Emit the data below verbatim, stripping out any pictures.

'''

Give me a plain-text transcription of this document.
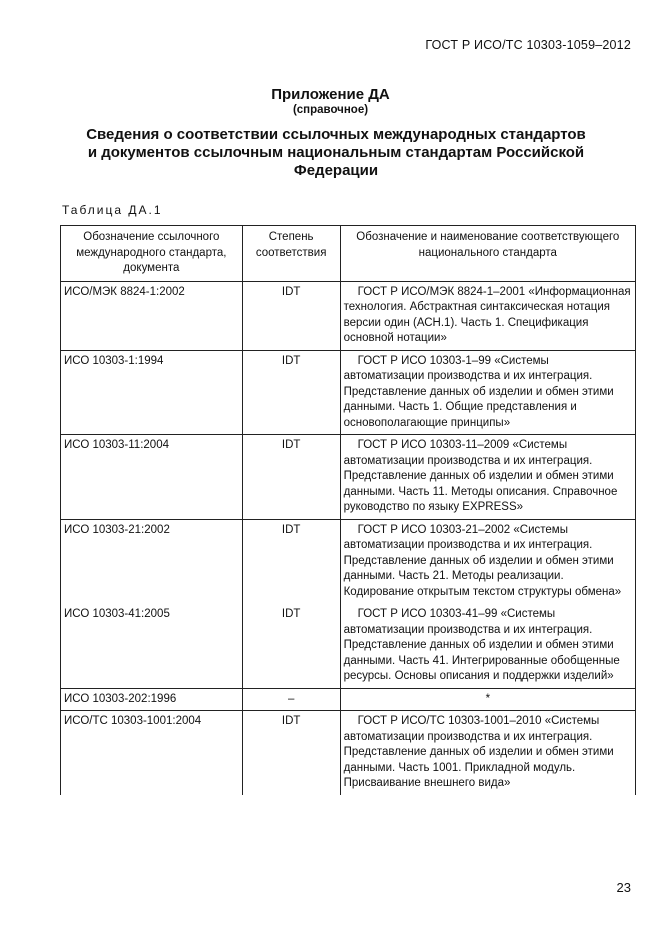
ГОСТ Р ИСО/ТС 10303-1059–2012
Приложение ДА
(справочное)
Сведения о соответствии ссылочных международных стандартов и документов ссылочным национальным стандартам Российской Федерации
Таблица ДА.1
Обозначение ссылочного международного стандарта, документа	Степень соответствия	Обозначение и наименование соответствующего национального стандарта
ИСО/МЭК 8824-1:2002	IDT	ГОСТ Р ИСО/МЭК 8824-1–2001 «Информационная технология. Абстрактная синтаксическая нотация версии один (АСН.1). Часть 1. Спецификация основной нотации»
ИСО 10303-1:1994	IDT	ГОСТ Р ИСО 10303-1–99 «Системы автоматизации производства и их интеграция. Представление данных об изделии и обмен этими данными. Часть 1. Общие представления и основополагающие принципы»
ИСО 10303-11:2004	IDT	ГОСТ Р ИСО 10303-11–2009 «Системы автоматизации производства и их интеграция. Представление данных об изделии и обмен этими данными. Часть 11. Методы описания. Справочное руководство по языку EXPRESS»
ИСО 10303-21:2002	IDT	ГОСТ Р ИСО 10303-21–2002 «Системы автоматизации производства и их интеграция. Представление данных об изделии и обмен этими данными. Часть 21. Методы реализации. Кодирование открытым текстом структуры обмена»
ИСО 10303-41:2005	IDT	ГОСТ Р ИСО 10303-41–99 «Системы автоматизации производства и их интеграция. Представление данных об изделии и обмен этими данными. Часть 41. Интегрированные обобщенные ресурсы. Основы описания и поддержки изделий»
ИСО 10303-202:1996	–	*
ИСО/ТС 10303-1001:2004	IDT	ГОСТ Р ИСО/ТС 10303-1001–2010 «Системы автоматизации производства и их интеграция. Представление данных об изделии и обмен этими данными. Часть 1001. Прикладной модуль. Присваивание внешнего вида»
23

'''

_SOLUTION FOR THIS PROBLEM_
Give me a plain-text transcription of this document.
ГОСТ Р ИСО/ТС 10303-1059–2012
Приложение ДА
(справочное)
Сведения о соответствии ссылочных международных стандартов и документов ссылочным национальным стандартам Российской Федерации
Таблица ДА.1
Обозначение ссылочного международного стандарта, документа	Степень соответствия	Обозначение и наименование соответствующего национального стандарта
ИСО/МЭК 8824-1:2002	IDT	ГОСТ Р ИСО/МЭК 8824-1–2001 «Информационная технология. Абстрактная синтаксическая нотация версии один (АСН.1). Часть 1. Спецификация основной нотации»
ИСО 10303-1:1994	IDT	ГОСТ Р ИСО 10303-1–99 «Системы автоматизации производства и их интеграция. Представление данных об изделии и обмен этими данными. Часть 1. Общие представления и основополагающие принципы»
ИСО 10303-11:2004	IDT	ГОСТ Р ИСО 10303-11–2009 «Системы автоматизации производства и их интеграция. Представление данных об изделии и обмен этими данными. Часть 11. Методы описания. Справочное руководство по языку EXPRESS»
ИСО 10303-21:2002	IDT	ГОСТ Р ИСО 10303-21–2002 «Системы автоматизации производства и их интеграция. Представление данных об изделии и обмен этими данными. Часть 21. Методы реализации. Кодирование открытым текстом структуры обмена»
ИСО 10303-41:2005	IDT	ГОСТ Р ИСО 10303-41–99 «Системы автоматизации производства и их интеграция. Представление данных об изделии и обмен этими данными. Часть 41. Интегрированные обобщенные ресурсы. Основы описания и поддержки изделий»
ИСО 10303-202:1996	–	*
ИСО/ТС 10303-1001:2004	IDT	ГОСТ Р ИСО/ТС 10303-1001–2010 «Системы автоматизации производства и их интеграция. Представление данных об изделии и обмен этими данными. Часть 1001. Прикладной модуль. Присваивание внешнего вида»
23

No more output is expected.